Varyings are interpolated with an equation of the form (A*(x-x0)+B*(y-y0))*W+C, but the GPU is generous enough to calculate V=(A*(x-x0)+B*(y-y0)) in the hardware for us. Specifically the PSE sets up the varying coefficients and sends them to coefficients memory for each QPU slice’s VRI interpolator, but that’s just some fun trivia and not something you necessarily need to worry about right now. The frag shader is responsible for reading the partially interpolated value V from the VARYING_READ register (r35b), multiplying by W, and then adding C to get the final value. W is initialized for a particular pixel shader instance a few cycles before the shader instance launches, and arrives ready to read in r15a. Reading from VARYING_READ also automatically triggers a write of C to accumulator 5, which is available to read by the next instruction. Therefore the flow for a single varying will be

ACC0 = VARYING_READ * r15a  // ACC0 = V * W, trigger write of C to ACC5
ACC0 = ACC0 + ACC5          // V * W + C

Remember we can execute a mul and add ALU instruction together, so in the case of multiple varyings we can do the previous varying’s add and the next varying’s multiply together. Let’s take a look at how this is done

// ACC0 = R * W + C, ACC1 = G * W (r15a)
// add pipe: fadd, dest: ACC0, src1: acc r0, src2: acc r5, cond: always
// mul pipe: fmul, dest: ACC1, src1: r15a, src2: VARYING_READ, cond: always
// signal: no signal

m_mul_b          7  (mul input 2 uses value from register file B)
m_mul_a          6  (mul input 1 uses value from register file A)
m_add_b          5  (add input 2 uses accumulator ACC5)
m_add_a          0  (add input 1 uses accumulator ACC0)
m_raddr_b        35 (r35b is VARYING_READ)
m_raddr_a        15 (r15a is pre-setup with the W for varying interp)
m_op_add         1  (add ALU does fadd)
m_op_mul         1  (mul ALU does fmul)
m_waddr_mul      33 (mul ALU writes to r33b, is ACC1)
m_waddr_add      32 (add ALU writes to r32a, is ACC0)
m_ws             0  (ws off, add ALU writes regfile A, mul ALU writes regfile B)
m_sf             0  (don’t set result flags)
m_cond_mul       1  (cond always)
m_cond_add       1  (cond always)
m_pack           0  (no packing)
m_pm             1  (we aren’t packing or unpacking, so who cares what this bit is?)
m_unpack         0  (no unpacking)
m_signal         1  (no signal)

Of course this gives us an interpolated float. If you’re working with colors, you’d still need to convert and pack in the same way as the uniforms example. Also similar to uniforms, reading from VARYING_READ register internally increments so subsequent reads of the register will fetch the next varying in the FIFO.

The CPU-side setup for varyings isn’t much more complicated than uniforms. The varyings themselves are stored after each vertex’s data. In the NV Shader State Record, you must now specify the number of varyings. The stride field must also be changed to the total size of a vertex plus the per-vertex varyings.

Saved data entries
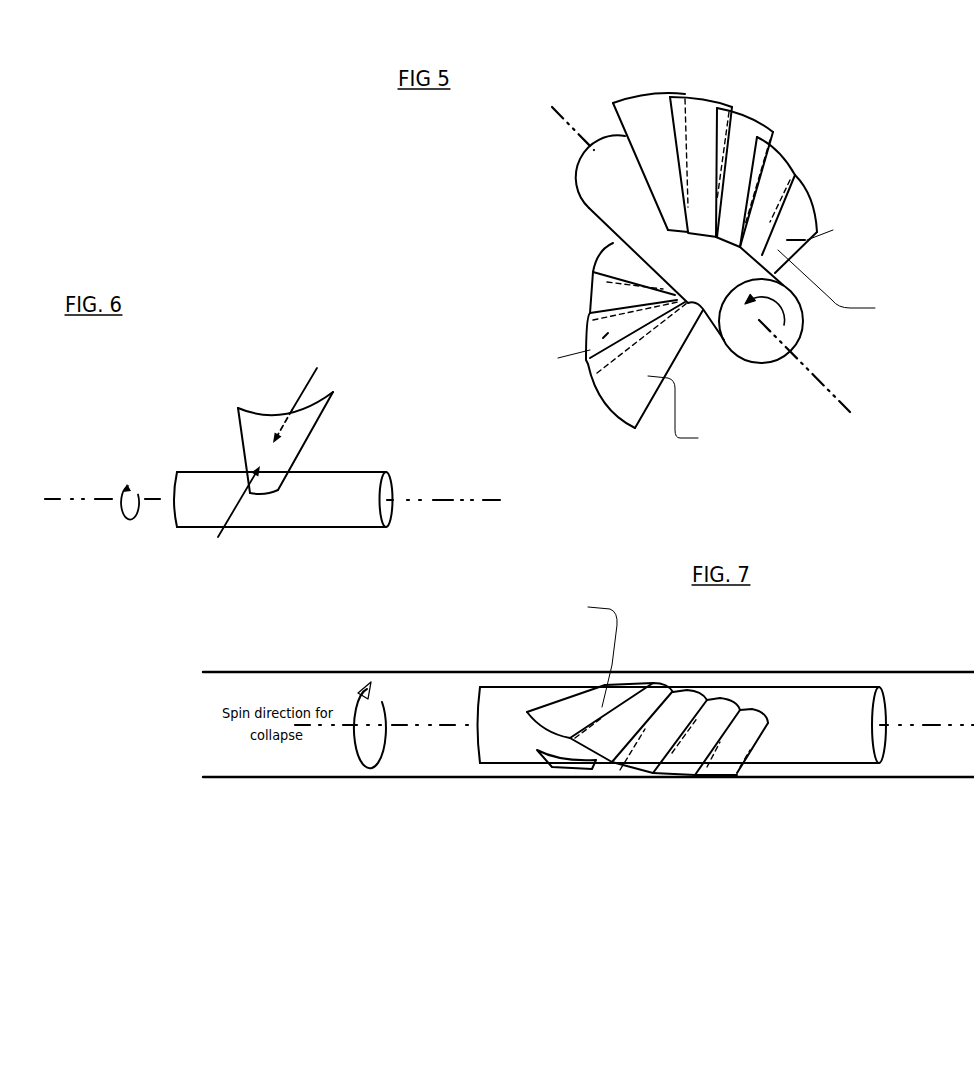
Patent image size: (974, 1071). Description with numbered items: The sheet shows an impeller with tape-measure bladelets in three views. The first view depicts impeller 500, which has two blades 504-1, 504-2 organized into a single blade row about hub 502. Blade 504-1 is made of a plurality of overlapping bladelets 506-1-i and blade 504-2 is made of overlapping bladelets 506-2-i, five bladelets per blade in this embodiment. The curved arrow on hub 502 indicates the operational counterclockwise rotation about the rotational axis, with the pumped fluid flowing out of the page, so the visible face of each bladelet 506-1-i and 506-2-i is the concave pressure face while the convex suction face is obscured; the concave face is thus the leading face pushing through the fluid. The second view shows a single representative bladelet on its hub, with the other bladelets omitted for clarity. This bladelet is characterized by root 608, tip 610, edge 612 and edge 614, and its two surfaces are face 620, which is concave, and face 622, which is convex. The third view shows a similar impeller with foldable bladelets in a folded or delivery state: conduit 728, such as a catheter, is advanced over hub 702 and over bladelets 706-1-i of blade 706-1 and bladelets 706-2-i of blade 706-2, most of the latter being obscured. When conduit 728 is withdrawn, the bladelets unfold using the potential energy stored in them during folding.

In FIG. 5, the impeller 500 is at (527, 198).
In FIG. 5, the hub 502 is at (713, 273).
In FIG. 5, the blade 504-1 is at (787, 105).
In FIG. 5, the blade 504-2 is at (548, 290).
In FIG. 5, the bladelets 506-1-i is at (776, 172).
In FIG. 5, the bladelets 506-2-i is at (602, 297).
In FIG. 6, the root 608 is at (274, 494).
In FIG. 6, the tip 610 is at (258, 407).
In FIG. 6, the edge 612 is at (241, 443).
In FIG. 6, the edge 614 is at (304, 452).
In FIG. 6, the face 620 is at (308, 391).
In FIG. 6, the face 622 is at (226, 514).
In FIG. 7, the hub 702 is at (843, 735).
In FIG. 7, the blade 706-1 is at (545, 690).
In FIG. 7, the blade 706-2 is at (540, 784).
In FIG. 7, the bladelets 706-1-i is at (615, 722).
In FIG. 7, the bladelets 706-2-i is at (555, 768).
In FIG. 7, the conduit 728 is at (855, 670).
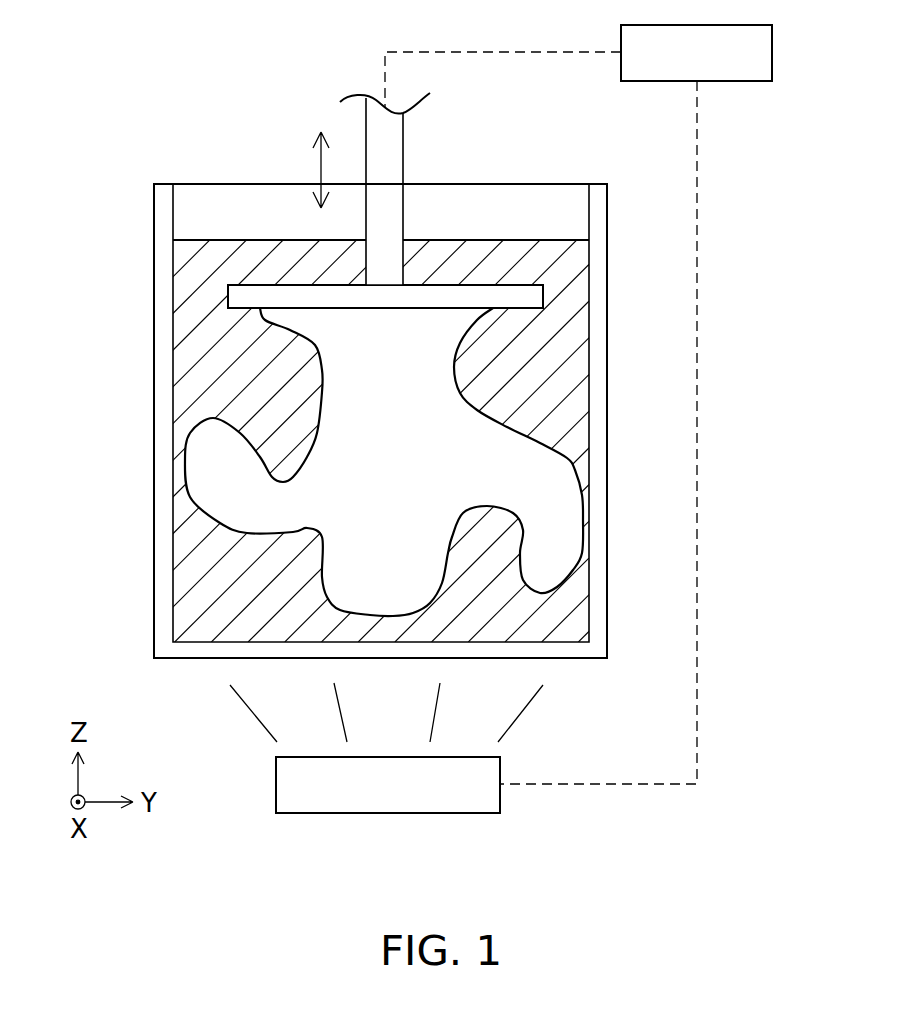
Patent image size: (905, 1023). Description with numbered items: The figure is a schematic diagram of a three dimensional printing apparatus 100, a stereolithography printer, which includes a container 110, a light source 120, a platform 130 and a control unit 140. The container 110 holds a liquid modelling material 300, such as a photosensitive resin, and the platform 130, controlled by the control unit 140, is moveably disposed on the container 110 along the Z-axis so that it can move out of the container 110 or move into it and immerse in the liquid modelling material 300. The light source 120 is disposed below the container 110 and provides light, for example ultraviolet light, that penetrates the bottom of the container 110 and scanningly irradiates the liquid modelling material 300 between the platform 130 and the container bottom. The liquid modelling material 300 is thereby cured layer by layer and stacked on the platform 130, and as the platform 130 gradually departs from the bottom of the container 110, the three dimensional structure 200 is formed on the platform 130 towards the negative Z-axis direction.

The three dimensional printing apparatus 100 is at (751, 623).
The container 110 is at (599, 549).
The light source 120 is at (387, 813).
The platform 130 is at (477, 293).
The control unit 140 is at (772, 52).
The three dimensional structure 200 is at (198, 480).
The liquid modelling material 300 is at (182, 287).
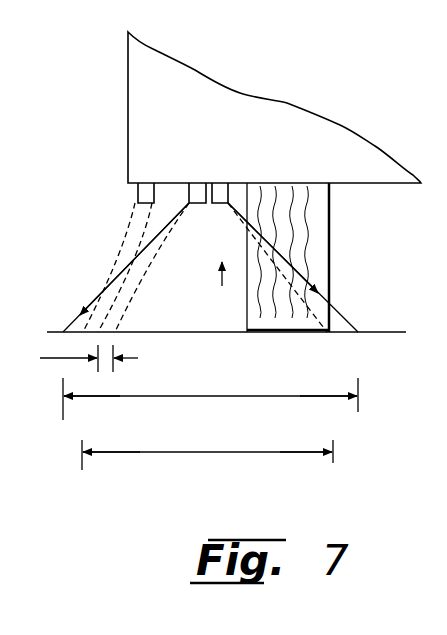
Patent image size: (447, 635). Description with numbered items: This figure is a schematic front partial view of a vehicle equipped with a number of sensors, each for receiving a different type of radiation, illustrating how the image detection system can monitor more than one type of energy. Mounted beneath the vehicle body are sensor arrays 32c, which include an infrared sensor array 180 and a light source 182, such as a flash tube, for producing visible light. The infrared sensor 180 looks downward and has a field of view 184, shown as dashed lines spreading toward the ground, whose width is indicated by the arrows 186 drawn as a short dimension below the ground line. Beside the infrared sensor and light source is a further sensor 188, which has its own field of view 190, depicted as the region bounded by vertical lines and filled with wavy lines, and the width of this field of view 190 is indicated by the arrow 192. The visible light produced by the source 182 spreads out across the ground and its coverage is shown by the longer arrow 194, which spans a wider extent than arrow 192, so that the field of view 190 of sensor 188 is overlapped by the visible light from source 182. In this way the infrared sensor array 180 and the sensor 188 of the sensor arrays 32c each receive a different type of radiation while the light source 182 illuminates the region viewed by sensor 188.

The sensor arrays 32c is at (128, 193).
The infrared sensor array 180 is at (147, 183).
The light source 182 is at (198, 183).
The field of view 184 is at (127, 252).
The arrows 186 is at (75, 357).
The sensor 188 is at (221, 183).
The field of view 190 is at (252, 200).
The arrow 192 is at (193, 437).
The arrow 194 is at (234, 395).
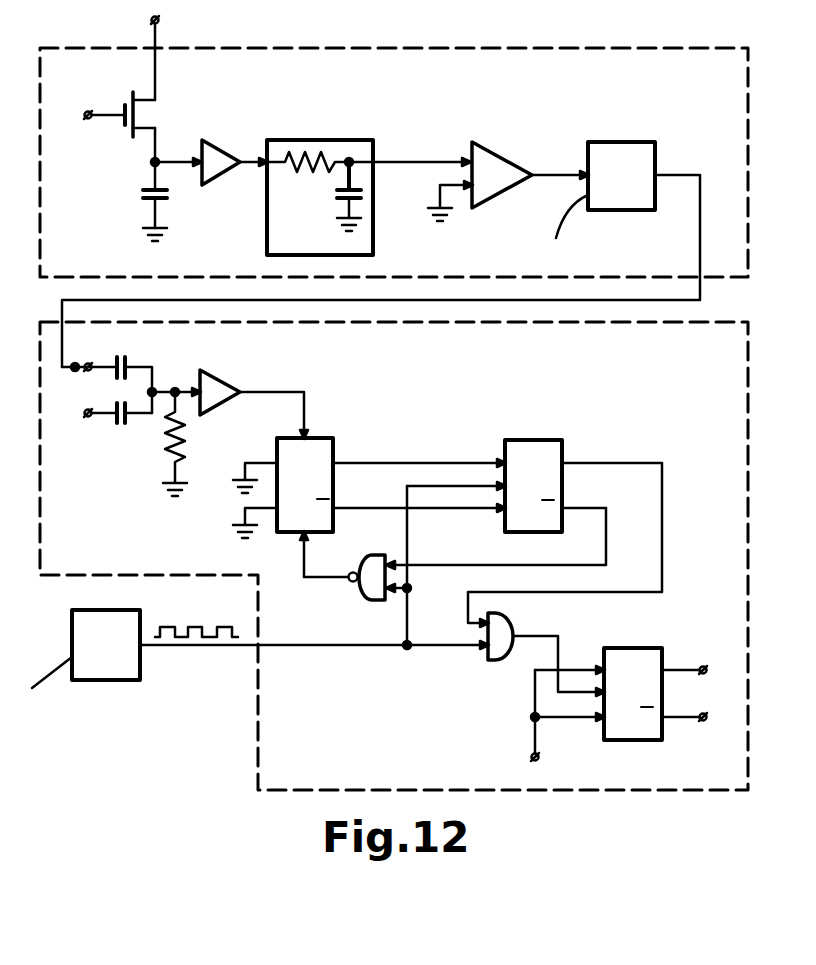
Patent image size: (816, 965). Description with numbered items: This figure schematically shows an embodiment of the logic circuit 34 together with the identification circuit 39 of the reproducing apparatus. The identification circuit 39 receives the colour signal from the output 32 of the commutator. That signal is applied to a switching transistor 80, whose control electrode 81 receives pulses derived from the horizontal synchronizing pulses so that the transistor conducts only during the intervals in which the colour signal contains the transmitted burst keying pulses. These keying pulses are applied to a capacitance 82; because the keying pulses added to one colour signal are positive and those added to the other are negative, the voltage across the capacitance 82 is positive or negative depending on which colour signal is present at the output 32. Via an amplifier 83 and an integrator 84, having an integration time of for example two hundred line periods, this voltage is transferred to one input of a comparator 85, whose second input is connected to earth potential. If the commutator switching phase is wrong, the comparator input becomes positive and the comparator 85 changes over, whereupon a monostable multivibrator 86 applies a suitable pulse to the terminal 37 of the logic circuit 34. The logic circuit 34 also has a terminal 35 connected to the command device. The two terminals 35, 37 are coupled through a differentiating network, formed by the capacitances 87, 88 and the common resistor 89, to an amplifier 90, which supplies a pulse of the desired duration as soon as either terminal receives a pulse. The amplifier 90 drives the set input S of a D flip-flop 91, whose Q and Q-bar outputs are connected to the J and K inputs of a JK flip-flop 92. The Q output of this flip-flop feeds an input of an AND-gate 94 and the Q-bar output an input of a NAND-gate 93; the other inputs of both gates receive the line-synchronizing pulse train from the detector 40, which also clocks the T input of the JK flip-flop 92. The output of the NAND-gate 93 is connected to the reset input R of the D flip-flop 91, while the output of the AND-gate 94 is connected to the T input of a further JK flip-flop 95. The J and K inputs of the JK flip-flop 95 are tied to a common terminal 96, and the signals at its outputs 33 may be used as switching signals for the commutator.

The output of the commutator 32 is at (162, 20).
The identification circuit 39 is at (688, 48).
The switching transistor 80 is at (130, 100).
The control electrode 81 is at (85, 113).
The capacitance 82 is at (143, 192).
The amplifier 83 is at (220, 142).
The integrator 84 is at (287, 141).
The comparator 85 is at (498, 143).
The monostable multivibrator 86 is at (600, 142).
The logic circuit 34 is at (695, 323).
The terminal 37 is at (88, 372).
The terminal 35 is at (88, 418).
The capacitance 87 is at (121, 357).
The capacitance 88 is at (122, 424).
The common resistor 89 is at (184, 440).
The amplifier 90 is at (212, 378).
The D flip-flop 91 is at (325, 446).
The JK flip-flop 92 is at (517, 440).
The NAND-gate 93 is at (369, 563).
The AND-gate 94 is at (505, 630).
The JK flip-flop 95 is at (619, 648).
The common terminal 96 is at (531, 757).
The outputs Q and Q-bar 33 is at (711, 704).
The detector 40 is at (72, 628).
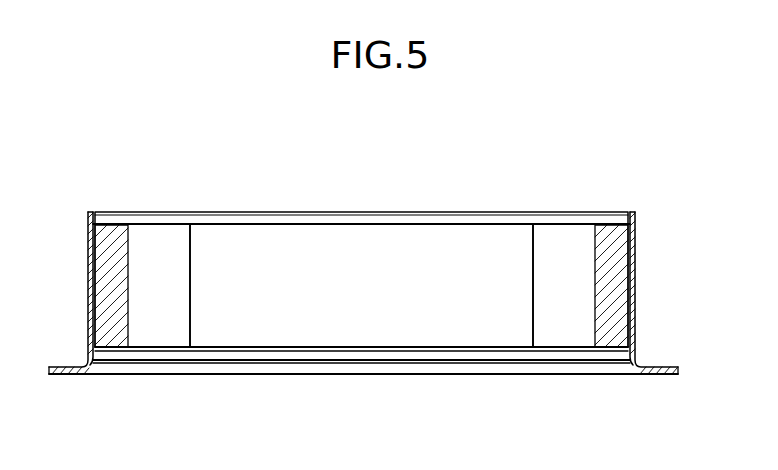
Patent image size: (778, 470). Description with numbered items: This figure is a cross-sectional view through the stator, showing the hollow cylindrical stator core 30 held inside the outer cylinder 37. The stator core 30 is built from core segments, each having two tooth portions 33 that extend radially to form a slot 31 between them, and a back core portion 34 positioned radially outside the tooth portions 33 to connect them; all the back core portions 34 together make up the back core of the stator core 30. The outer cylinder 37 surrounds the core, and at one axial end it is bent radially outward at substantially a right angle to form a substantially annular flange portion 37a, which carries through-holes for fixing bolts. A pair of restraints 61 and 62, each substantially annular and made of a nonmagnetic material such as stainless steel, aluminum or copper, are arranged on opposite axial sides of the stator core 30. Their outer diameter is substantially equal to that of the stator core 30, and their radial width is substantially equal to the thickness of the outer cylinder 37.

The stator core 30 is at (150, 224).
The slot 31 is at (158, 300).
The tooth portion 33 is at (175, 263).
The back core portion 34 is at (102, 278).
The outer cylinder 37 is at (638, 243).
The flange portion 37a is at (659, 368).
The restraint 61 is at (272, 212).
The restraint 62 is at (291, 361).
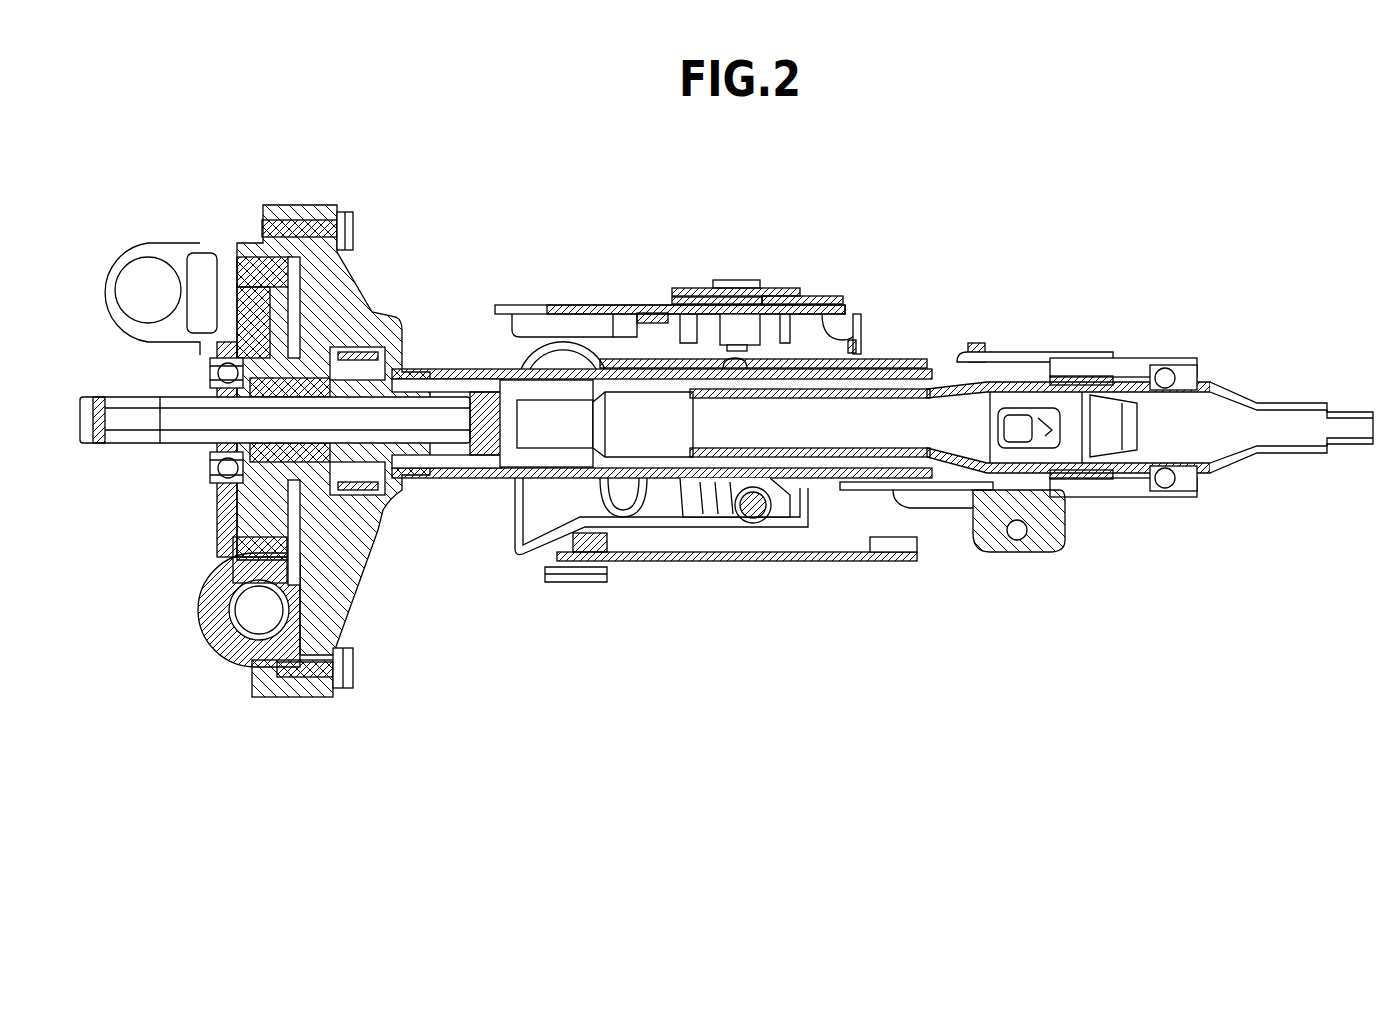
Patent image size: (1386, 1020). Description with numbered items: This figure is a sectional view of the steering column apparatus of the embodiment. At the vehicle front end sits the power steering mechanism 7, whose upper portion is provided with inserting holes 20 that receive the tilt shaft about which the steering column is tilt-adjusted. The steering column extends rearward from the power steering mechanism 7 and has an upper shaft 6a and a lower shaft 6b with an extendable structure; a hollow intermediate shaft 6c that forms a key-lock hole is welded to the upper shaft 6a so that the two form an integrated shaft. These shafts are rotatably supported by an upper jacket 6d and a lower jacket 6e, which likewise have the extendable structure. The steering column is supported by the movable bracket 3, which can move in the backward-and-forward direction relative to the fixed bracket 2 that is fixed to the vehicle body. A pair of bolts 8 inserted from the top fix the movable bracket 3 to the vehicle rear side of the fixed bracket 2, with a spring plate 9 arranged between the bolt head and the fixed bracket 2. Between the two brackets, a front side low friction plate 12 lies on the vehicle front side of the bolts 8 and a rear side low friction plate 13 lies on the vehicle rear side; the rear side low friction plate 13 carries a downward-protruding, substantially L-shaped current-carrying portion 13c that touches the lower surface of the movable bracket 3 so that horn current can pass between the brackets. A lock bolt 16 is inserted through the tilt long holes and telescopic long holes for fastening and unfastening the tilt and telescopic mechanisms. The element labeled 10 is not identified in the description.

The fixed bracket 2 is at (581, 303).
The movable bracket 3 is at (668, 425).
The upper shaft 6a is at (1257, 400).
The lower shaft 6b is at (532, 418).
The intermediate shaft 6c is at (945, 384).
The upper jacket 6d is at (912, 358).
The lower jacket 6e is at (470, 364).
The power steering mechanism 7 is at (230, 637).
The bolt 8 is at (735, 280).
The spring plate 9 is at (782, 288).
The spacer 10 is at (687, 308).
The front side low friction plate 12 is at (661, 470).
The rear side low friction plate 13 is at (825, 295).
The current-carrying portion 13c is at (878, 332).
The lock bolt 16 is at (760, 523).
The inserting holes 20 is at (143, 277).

- [Written request 1]
Reproduce the passage on varying interpolation from "Of course this" to "in the FIFO.".
- [Written request 2]
According to the passage on varying interpolation, what does reading from the VARYING_READ register automatically trigger?
- [Written request 3]
Continue the passage on varying interpolation after its final sentence.

- [Expected answer 1]
Of course this gives us an interpolated float. If you’re working with colors, you’d still need to convert and pack in the same way as the uniforms example. Also similar to uniforms, reading from VARYING_READ register internally increments so subsequent reads of the register will fetch the next varying in the FIFO.

- [Expected answer 2]
It triggers a write of C to accumulator 5.

- [Expected answer 3]
.align 4 ; 128-Bit Align
NV_SHADER_STATE_RECORD:
     .byte 0                     ; Flag Bits: 0 = Single Threaded
     .byte 24                    ; Shaded Vert Stride. 2 * hword + 5 * word
     .byte 0                     ; Fragment Shader Num Uniforms (unused)
     .byte 3                     ; Fragment Shader Num Varyings
     .word FRAGMENT_SHADER_CODE  ; Fragment Shader Code Address
     .word 0                     ; Fragment Shader Uniforms Address
     .word VERTEX_DATA           ; Shaded Vertex Data Address

.align 4 ; 128-Bit Align
VERTEX_DATA:
     ; Vertex: Top
     .hword 320 * 16             ; X In 12.4 Fixed Point
     .hword  32 * 16             ; Y In 12.4 Fixed Point
     .single 0e1.0               ; Z
     .single 0e1.0               ; 1 / W
     .single 1.0                 ; varying R
     .single 0.0                 ; varying G
     .single 0.0                 ; varying B
     ; Vertex: Right …
     ; Vertex: Left …

Finally, shaders, much like life, have some rules you need to follow if you don’t want to fail mysteriously. The full list can be gotten from the Videocore IV manual, but here are a few important ones that directly affect the examples in this blog post.

  • The last three instructions of any program (Thread End plus the following two delay-slot instructions) must not do varyings read, uniforms read or any kind of VPM, VDR, or VDW read or write.
  • The Thread End instruction must not write to either physical regfile A or B.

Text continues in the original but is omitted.